What you should do
Render the lines from the one containing "For every button, label, input, icon, or" through the one containing "224, 2533, 278]", both included, as a JSON list of strings with one string per line and no blank lines.

Records for this exercise
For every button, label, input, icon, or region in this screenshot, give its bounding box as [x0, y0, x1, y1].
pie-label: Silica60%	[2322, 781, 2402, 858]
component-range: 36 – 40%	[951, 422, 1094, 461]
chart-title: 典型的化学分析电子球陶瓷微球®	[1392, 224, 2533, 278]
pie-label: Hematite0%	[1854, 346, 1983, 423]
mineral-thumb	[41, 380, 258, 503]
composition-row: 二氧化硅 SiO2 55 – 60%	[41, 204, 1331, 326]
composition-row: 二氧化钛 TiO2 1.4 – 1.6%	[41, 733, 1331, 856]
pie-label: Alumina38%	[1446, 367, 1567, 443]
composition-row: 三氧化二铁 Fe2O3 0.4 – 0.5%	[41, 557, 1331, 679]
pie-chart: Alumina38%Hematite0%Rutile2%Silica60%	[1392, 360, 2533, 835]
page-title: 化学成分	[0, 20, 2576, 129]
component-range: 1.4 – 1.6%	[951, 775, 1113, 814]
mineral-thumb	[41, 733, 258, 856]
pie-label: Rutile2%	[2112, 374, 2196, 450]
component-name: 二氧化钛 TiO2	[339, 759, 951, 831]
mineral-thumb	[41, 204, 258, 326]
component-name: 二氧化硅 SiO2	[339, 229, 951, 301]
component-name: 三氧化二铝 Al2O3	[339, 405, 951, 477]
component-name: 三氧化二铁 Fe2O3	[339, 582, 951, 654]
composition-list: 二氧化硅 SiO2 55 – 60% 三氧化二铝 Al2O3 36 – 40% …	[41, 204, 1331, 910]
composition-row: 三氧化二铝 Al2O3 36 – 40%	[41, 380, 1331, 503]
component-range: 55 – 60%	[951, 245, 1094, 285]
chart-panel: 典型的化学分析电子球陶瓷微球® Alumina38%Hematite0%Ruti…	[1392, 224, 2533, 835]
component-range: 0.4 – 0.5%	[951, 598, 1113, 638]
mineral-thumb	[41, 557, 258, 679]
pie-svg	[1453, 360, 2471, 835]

--

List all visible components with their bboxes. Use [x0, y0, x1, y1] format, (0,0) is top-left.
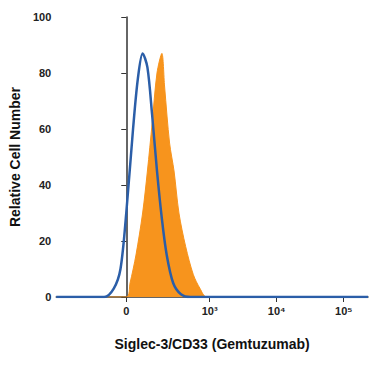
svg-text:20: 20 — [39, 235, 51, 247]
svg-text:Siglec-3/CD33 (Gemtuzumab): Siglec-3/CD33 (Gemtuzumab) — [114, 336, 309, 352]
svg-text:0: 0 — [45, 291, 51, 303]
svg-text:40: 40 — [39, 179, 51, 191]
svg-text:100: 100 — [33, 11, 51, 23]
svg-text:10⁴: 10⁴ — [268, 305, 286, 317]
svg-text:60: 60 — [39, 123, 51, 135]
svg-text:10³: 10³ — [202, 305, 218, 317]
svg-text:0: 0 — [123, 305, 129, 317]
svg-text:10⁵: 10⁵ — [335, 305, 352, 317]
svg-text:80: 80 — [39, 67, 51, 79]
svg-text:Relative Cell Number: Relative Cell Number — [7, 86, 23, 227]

Exercise output
[
  "For every button, label, input, icon, or region in this screenshot, give its bounding box as [x0, y0, x1, y1].",
  "pie-label: Silica60%\t[2322, 781, 2402, 858]",
  "component-range: 36 – 40%\t[951, 422, 1094, 461]",
  "chart-title: 典型的化学分析电子球陶瓷微球®\t[1392, 224, 2533, 278]"
]